**Exercise directions:**
All the data must come back unchanged, except that pictures are left out.

**Records for the exercise:**

--- begin ---

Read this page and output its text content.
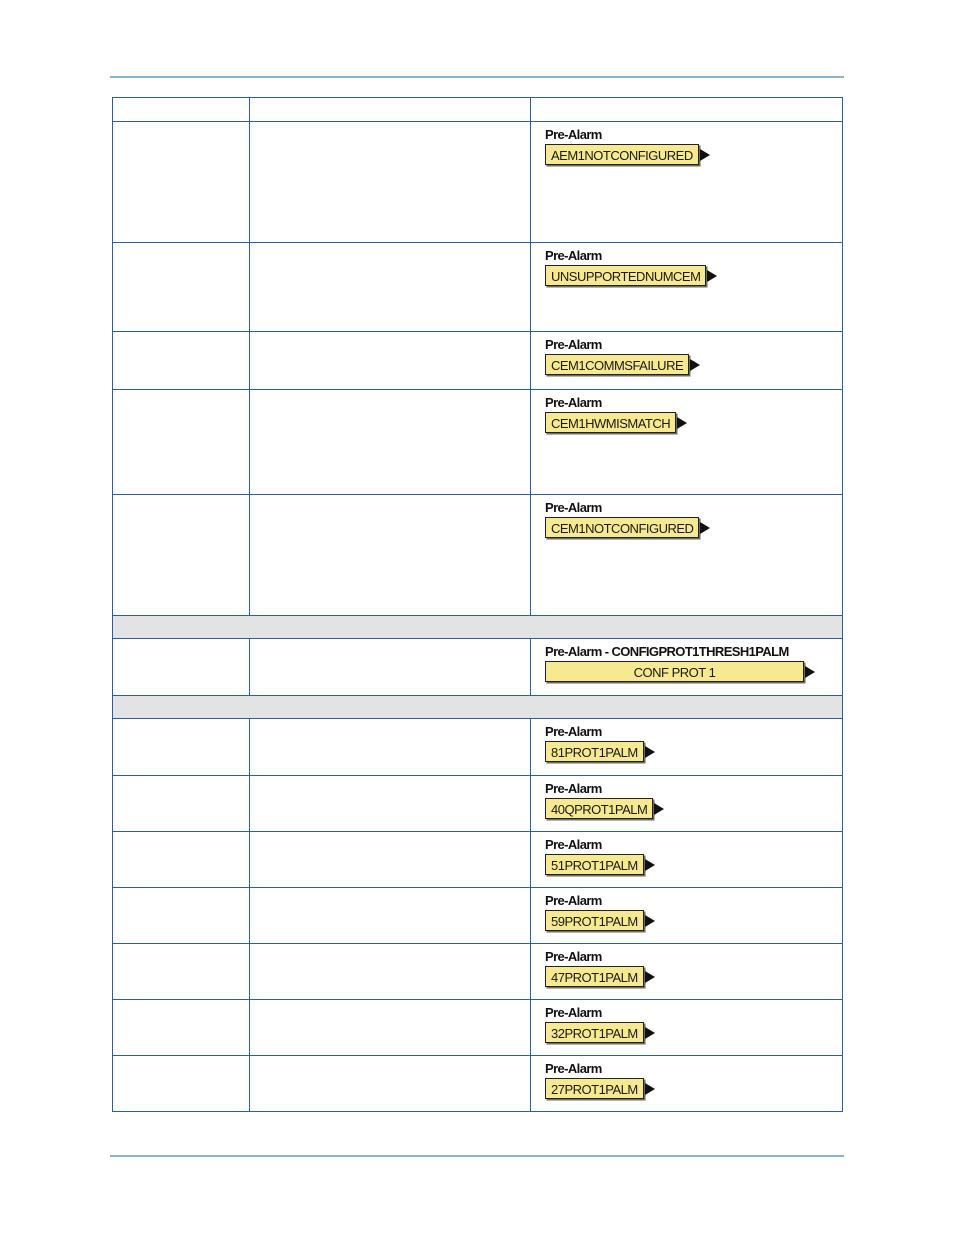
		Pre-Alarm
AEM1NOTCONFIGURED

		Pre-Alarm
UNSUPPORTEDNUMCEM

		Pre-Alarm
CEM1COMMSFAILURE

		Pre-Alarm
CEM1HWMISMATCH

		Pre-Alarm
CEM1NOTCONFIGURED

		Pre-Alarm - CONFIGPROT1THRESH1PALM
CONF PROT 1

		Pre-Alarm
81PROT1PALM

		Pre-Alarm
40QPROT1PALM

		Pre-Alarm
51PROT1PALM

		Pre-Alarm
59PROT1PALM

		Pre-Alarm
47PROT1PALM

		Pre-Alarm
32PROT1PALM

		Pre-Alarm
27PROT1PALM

--- end ---

**Complete answer:**
Read this page and output its text content.
		Pre-Alarm
AEM1NOTCONFIGURED

		Pre-Alarm
UNSUPPORTEDNUMCEM

		Pre-Alarm
CEM1COMMSFAILURE

		Pre-Alarm
CEM1HWMISMATCH

		Pre-Alarm
CEM1NOTCONFIGURED

		Pre-Alarm - CONFIGPROT1THRESH1PALM
CONF PROT 1

		Pre-Alarm
81PROT1PALM

		Pre-Alarm
40QPROT1PALM

		Pre-Alarm
51PROT1PALM

		Pre-Alarm
59PROT1PALM

		Pre-Alarm
47PROT1PALM

		Pre-Alarm
32PROT1PALM

		Pre-Alarm
27PROT1PALM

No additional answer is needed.